(Recorded information):
_ _ _ _ _
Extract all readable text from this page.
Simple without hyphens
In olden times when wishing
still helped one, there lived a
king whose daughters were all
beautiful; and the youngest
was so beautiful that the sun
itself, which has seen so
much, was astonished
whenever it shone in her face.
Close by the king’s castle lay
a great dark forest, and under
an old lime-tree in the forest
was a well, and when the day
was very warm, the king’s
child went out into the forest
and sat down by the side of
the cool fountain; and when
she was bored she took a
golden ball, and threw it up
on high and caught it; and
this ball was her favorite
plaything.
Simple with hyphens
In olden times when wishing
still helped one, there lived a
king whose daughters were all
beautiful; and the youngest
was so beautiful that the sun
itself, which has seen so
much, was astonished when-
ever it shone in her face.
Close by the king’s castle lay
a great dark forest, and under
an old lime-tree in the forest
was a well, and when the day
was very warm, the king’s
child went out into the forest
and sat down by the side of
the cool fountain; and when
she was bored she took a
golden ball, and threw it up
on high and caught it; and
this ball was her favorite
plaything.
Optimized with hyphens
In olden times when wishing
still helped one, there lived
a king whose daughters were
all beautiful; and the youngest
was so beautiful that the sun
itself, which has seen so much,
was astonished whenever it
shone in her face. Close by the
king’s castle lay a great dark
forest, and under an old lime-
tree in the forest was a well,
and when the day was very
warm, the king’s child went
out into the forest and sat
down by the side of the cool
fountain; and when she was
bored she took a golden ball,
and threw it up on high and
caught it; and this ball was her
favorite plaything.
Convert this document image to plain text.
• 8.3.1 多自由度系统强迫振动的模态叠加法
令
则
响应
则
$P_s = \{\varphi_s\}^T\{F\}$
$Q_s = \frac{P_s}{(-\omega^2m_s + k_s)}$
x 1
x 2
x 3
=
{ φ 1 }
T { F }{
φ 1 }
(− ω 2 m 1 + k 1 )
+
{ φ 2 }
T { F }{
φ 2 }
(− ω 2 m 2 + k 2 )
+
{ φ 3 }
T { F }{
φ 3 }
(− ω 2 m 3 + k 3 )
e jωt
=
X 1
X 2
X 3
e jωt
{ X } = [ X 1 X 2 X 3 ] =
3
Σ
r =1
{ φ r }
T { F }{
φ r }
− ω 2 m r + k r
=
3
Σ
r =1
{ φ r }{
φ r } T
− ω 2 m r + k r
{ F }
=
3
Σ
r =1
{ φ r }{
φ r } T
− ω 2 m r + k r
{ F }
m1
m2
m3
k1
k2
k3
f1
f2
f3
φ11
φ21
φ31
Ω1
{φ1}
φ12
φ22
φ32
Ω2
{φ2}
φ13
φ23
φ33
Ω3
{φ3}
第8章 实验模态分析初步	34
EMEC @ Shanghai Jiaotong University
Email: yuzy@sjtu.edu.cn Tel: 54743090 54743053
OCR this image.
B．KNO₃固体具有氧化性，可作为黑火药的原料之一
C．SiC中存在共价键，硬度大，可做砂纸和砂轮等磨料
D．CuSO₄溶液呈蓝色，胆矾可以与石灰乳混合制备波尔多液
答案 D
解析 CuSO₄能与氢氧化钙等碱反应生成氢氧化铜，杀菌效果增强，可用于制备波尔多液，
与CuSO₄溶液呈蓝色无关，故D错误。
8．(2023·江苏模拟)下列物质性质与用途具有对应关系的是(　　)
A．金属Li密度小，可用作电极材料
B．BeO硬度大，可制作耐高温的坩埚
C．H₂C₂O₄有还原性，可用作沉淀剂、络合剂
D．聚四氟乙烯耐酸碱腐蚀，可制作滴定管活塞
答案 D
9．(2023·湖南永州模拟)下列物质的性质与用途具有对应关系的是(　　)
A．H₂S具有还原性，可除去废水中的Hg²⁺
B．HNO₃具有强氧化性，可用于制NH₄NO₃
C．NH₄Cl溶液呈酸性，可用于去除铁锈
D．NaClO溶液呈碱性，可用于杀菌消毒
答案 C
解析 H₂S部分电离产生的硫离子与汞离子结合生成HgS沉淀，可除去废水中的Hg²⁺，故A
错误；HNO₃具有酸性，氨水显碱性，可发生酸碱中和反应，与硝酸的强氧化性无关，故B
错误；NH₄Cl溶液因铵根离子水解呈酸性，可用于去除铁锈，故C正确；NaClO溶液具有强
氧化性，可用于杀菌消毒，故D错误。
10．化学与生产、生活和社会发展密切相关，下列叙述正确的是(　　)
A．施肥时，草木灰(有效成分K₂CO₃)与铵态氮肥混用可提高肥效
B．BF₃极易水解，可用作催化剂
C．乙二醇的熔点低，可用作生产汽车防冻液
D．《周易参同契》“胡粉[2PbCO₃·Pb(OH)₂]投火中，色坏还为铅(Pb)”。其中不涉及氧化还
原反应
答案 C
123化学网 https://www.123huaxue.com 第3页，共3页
_ _ _ _ _
(Job):
Copy the records above exactly.

(Final answer):
Extract all readable text from this page.
Simple without hyphens
In olden times when wishing
still helped one, there lived a
king whose daughters were all
beautiful; and the youngest
was so beautiful that the sun
itself, which has seen so
much, was astonished
whenever it shone in her face.
Close by the king’s castle lay
a great dark forest, and under
an old lime-tree in the forest
was a well, and when the day
was very warm, the king’s
child went out into the forest
and sat down by the side of
the cool fountain; and when
she was bored she took a
golden ball, and threw it up
on high and caught it; and
this ball was her favorite
plaything.
Simple with hyphens
In olden times when wishing
still helped one, there lived a
king whose daughters were all
beautiful; and the youngest
was so beautiful that the sun
itself, which has seen so
much, was astonished when-
ever it shone in her face.
Close by the king’s castle lay
a great dark forest, and under
an old lime-tree in the forest
was a well, and when the day
was very warm, the king’s
child went out into the forest
and sat down by the side of
the cool fountain; and when
she was bored she took a
golden ball, and threw it up
on high and caught it; and
this ball was her favorite
plaything.
Optimized with hyphens
In olden times when wishing
still helped one, there lived
a king whose daughters were
all beautiful; and the youngest
was so beautiful that the sun
itself, which has seen so much,
was astonished whenever it
shone in her face. Close by the
king’s castle lay a great dark
forest, and under an old lime-
tree in the forest was a well,
and when the day was very
warm, the king’s child went
out into the forest and sat
down by the side of the cool
fountain; and when she was
bored she took a golden ball,
and threw it up on high and
caught it; and this ball was her
favorite plaything.
Convert this document image to plain text.
• 8.3.1 多自由度系统强迫振动的模态叠加法
令
则
响应
则
$P_s = \{\varphi_s\}^T\{F\}$
$Q_s = \frac{P_s}{(-\omega^2m_s + k_s)}$
x 1
x 2
x 3
=
{ φ 1 }
T { F }{
φ 1 }
(− ω 2 m 1 + k 1 )
+
{ φ 2 }
T { F }{
φ 2 }
(− ω 2 m 2 + k 2 )
+
{ φ 3 }
T { F }{
φ 3 }
(− ω 2 m 3 + k 3 )
e jωt
=
X 1
X 2
X 3
e jωt
{ X } = [ X 1 X 2 X 3 ] =
3
Σ
r =1
{ φ r }
T { F }{
φ r }
− ω 2 m r + k r
=
3
Σ
r =1
{ φ r }{
φ r } T
− ω 2 m r + k r
{ F }
=
3
Σ
r =1
{ φ r }{
φ r } T
− ω 2 m r + k r
{ F }
m1
m2
m3
k1
k2
k3
f1
f2
f3
φ11
φ21
φ31
Ω1
{φ1}
φ12
φ22
φ32
Ω2
{φ2}
φ13
φ23
φ33
Ω3
{φ3}
第8章 实验模态分析初步	34
EMEC @ Shanghai Jiaotong University
Email: yuzy@sjtu.edu.cn Tel: 54743090 54743053
OCR this image.
B．KNO₃固体具有氧化性，可作为黑火药的原料之一
C．SiC中存在共价键，硬度大，可做砂纸和砂轮等磨料
D．CuSO₄溶液呈蓝色，胆矾可以与石灰乳混合制备波尔多液
答案 D
解析 CuSO₄能与氢氧化钙等碱反应生成氢氧化铜，杀菌效果增强，可用于制备波尔多液，
与CuSO₄溶液呈蓝色无关，故D错误。
8．(2023·江苏模拟)下列物质性质与用途具有对应关系的是(　　)
A．金属Li密度小，可用作电极材料
B．BeO硬度大，可制作耐高温的坩埚
C．H₂C₂O₄有还原性，可用作沉淀剂、络合剂
D．聚四氟乙烯耐酸碱腐蚀，可制作滴定管活塞
答案 D
9．(2023·湖南永州模拟)下列物质的性质与用途具有对应关系的是(　　)
A．H₂S具有还原性，可除去废水中的Hg²⁺
B．HNO₃具有强氧化性，可用于制NH₄NO₃
C．NH₄Cl溶液呈酸性，可用于去除铁锈
D．NaClO溶液呈碱性，可用于杀菌消毒
答案 C
解析 H₂S部分电离产生的硫离子与汞离子结合生成HgS沉淀，可除去废水中的Hg²⁺，故A
错误；HNO₃具有酸性，氨水显碱性，可发生酸碱中和反应，与硝酸的强氧化性无关，故B
错误；NH₄Cl溶液因铵根离子水解呈酸性，可用于去除铁锈，故C正确；NaClO溶液具有强
氧化性，可用于杀菌消毒，故D错误。
10．化学与生产、生活和社会发展密切相关，下列叙述正确的是(　　)
A．施肥时，草木灰(有效成分K₂CO₃)与铵态氮肥混用可提高肥效
B．BF₃极易水解，可用作催化剂
C．乙二醇的熔点低，可用作生产汽车防冻液
D．《周易参同契》“胡粉[2PbCO₃·Pb(OH)₂]投火中，色坏还为铅(Pb)”。其中不涉及氧化还
原反应
答案 C
123化学网 https://www.123huaxue.com 第3页，共3页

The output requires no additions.